(Data entries)
= = = = = = =

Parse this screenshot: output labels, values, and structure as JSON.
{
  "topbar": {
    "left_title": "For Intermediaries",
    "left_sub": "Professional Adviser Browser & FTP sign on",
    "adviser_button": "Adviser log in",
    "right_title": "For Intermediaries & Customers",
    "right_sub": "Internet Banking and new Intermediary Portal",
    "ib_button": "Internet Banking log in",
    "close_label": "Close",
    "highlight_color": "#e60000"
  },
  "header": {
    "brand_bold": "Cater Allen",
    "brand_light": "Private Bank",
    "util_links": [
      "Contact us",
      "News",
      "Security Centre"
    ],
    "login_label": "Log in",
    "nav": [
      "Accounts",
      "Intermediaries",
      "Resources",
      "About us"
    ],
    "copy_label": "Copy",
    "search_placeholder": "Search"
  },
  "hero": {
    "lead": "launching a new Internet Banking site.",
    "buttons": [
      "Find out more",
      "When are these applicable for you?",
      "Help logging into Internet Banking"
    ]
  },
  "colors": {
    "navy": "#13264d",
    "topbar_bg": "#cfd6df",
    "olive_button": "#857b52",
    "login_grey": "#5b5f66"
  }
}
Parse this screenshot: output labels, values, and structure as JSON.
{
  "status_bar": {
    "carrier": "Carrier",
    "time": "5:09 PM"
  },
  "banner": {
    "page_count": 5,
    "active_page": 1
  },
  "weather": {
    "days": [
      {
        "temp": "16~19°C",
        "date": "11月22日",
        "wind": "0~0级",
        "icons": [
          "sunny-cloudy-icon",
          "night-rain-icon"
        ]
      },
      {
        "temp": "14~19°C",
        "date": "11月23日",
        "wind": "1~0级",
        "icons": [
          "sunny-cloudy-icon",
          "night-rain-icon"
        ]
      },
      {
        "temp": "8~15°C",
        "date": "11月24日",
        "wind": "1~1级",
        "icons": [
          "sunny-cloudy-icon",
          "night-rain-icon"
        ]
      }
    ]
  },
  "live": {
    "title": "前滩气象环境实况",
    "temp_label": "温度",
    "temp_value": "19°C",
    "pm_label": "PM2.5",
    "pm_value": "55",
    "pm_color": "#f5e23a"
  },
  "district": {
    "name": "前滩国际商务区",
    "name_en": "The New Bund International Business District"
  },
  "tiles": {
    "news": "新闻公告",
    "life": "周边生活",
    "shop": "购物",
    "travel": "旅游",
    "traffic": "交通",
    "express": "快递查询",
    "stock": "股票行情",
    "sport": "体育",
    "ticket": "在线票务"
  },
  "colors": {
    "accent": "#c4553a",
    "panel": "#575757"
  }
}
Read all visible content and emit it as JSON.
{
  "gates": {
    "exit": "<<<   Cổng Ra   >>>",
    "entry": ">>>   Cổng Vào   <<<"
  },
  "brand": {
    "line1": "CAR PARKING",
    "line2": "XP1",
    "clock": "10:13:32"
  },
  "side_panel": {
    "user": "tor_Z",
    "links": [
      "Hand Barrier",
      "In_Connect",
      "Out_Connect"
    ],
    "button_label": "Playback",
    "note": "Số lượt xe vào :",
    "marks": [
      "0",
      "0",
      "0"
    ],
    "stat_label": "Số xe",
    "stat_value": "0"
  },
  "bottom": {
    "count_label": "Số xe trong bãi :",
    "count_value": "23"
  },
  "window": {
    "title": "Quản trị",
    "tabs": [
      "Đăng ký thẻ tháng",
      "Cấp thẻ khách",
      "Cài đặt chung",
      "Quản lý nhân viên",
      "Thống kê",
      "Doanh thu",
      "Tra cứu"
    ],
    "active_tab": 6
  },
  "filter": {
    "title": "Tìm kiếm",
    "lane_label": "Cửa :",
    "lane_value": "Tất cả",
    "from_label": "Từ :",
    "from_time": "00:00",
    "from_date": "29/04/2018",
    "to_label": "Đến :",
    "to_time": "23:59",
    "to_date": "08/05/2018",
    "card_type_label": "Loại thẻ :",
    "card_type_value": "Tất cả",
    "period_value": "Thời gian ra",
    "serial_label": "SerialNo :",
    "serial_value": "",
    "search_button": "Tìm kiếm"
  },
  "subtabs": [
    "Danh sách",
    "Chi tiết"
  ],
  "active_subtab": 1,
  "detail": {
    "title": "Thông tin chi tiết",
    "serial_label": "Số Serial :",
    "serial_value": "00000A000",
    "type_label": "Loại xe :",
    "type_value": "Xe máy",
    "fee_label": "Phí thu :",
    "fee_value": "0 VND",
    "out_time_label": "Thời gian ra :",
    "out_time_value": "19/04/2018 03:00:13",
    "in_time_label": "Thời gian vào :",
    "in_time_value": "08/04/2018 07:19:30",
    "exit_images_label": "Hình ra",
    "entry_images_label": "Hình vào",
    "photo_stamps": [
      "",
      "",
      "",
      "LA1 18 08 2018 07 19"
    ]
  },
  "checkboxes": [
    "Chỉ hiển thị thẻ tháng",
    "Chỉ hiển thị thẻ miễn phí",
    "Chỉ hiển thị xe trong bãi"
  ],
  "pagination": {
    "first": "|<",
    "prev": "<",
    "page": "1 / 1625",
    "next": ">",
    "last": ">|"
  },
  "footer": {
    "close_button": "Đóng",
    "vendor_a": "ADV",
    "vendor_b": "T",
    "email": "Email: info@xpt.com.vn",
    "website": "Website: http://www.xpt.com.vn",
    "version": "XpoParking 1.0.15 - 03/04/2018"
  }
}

= = = = = = =

▸ **WORK TO COMPLETE**
Please restate the data word for word, every record included.

▸ **RESULT**
Parse this screenshot: output labels, values, and structure as JSON.
{
  "topbar": {
    "left_title": "For Intermediaries",
    "left_sub": "Professional Adviser Browser & FTP sign on",
    "adviser_button": "Adviser log in",
    "right_title": "For Intermediaries & Customers",
    "right_sub": "Internet Banking and new Intermediary Portal",
    "ib_button": "Internet Banking log in",
    "close_label": "Close",
    "highlight_color": "#e60000"
  },
  "header": {
    "brand_bold": "Cater Allen",
    "brand_light": "Private Bank",
    "util_links": [
      "Contact us",
      "News",
      "Security Centre"
    ],
    "login_label": "Log in",
    "nav": [
      "Accounts",
      "Intermediaries",
      "Resources",
      "About us"
    ],
    "copy_label": "Copy",
    "search_placeholder": "Search"
  },
  "hero": {
    "lead": "launching a new Internet Banking site.",
    "buttons": [
      "Find out more",
      "When are these applicable for you?",
      "Help logging into Internet Banking"
    ]
  },
  "colors": {
    "navy": "#13264d",
    "topbar_bg": "#cfd6df",
    "olive_button": "#857b52",
    "login_grey": "#5b5f66"
  }
}
Parse this screenshot: output labels, values, and structure as JSON.
{
  "status_bar": {
    "carrier": "Carrier",
    "time": "5:09 PM"
  },
  "banner": {
    "page_count": 5,
    "active_page": 1
  },
  "weather": {
    "days": [
      {
        "temp": "16~19°C",
        "date": "11月22日",
        "wind": "0~0级",
        "icons": [
          "sunny-cloudy-icon",
          "night-rain-icon"
        ]
      },
      {
        "temp": "14~19°C",
        "date": "11月23日",
        "wind": "1~0级",
        "icons": [
          "sunny-cloudy-icon",
          "night-rain-icon"
        ]
      },
      {
        "temp": "8~15°C",
        "date": "11月24日",
        "wind": "1~1级",
        "icons": [
          "sunny-cloudy-icon",
          "night-rain-icon"
        ]
      }
    ]
  },
  "live": {
    "title": "前滩气象环境实况",
    "temp_label": "温度",
    "temp_value": "19°C",
    "pm_label": "PM2.5",
    "pm_value": "55",
    "pm_color": "#f5e23a"
  },
  "district": {
    "name": "前滩国际商务区",
    "name_en": "The New Bund International Business District"
  },
  "tiles": {
    "news": "新闻公告",
    "life": "周边生活",
    "shop": "购物",
    "travel": "旅游",
    "traffic": "交通",
    "express": "快递查询",
    "stock": "股票行情",
    "sport": "体育",
    "ticket": "在线票务"
  },
  "colors": {
    "accent": "#c4553a",
    "panel": "#575757"
  }
}
Read all visible content and emit it as JSON.
{
  "gates": {
    "exit": "<<<   Cổng Ra   >>>",
    "entry": ">>>   Cổng Vào   <<<"
  },
  "brand": {
    "line1": "CAR PARKING",
    "line2": "XP1",
    "clock": "10:13:32"
  },
  "side_panel": {
    "user": "tor_Z",
    "links": [
      "Hand Barrier",
      "In_Connect",
      "Out_Connect"
    ],
    "button_label": "Playback",
    "note": "Số lượt xe vào :",
    "marks": [
      "0",
      "0",
      "0"
    ],
    "stat_label": "Số xe",
    "stat_value": "0"
  },
  "bottom": {
    "count_label": "Số xe trong bãi :",
    "count_value": "23"
  },
  "window": {
    "title": "Quản trị",
    "tabs": [
      "Đăng ký thẻ tháng",
      "Cấp thẻ khách",
      "Cài đặt chung",
      "Quản lý nhân viên",
      "Thống kê",
      "Doanh thu",
      "Tra cứu"
    ],
    "active_tab": 6
  },
  "filter": {
    "title": "Tìm kiếm",
    "lane_label": "Cửa :",
    "lane_value": "Tất cả",
    "from_label": "Từ :",
    "from_time": "00:00",
    "from_date": "29/04/2018",
    "to_label": "Đến :",
    "to_time": "23:59",
    "to_date": "08/05/2018",
    "card_type_label": "Loại thẻ :",
    "card_type_value": "Tất cả",
    "period_value": "Thời gian ra",
    "serial_label": "SerialNo :",
    "serial_value": "",
    "search_button": "Tìm kiếm"
  },
  "subtabs": [
    "Danh sách",
    "Chi tiết"
  ],
  "active_subtab": 1,
  "detail": {
    "title": "Thông tin chi tiết",
    "serial_label": "Số Serial :",
    "serial_value": "00000A000",
    "type_label": "Loại xe :",
    "type_value": "Xe máy",
    "fee_label": "Phí thu :",
    "fee_value": "0 VND",
    "out_time_label": "Thời gian ra :",
    "out_time_value": "19/04/2018 03:00:13",
    "in_time_label": "Thời gian vào :",
    "in_time_value": "08/04/2018 07:19:30",
    "exit_images_label": "Hình ra",
    "entry_images_label": "Hình vào",
    "photo_stamps": [
      "",
      "",
      "",
      "LA1 18 08 2018 07 19"
    ]
  },
  "checkboxes": [
    "Chỉ hiển thị thẻ tháng",
    "Chỉ hiển thị thẻ miễn phí",
    "Chỉ hiển thị xe trong bãi"
  ],
  "pagination": {
    "first": "|<",
    "prev": "<",
    "page": "1 / 1625",
    "next": ">",
    "last": ">|"
  },
  "footer": {
    "close_button": "Đóng",
    "vendor_a": "ADV",
    "vendor_b": "T",
    "email": "Email: info@xpt.com.vn",
    "website": "Website: http://www.xpt.com.vn",
    "version": "XpoParking 1.0.15 - 03/04/2018"
  }
}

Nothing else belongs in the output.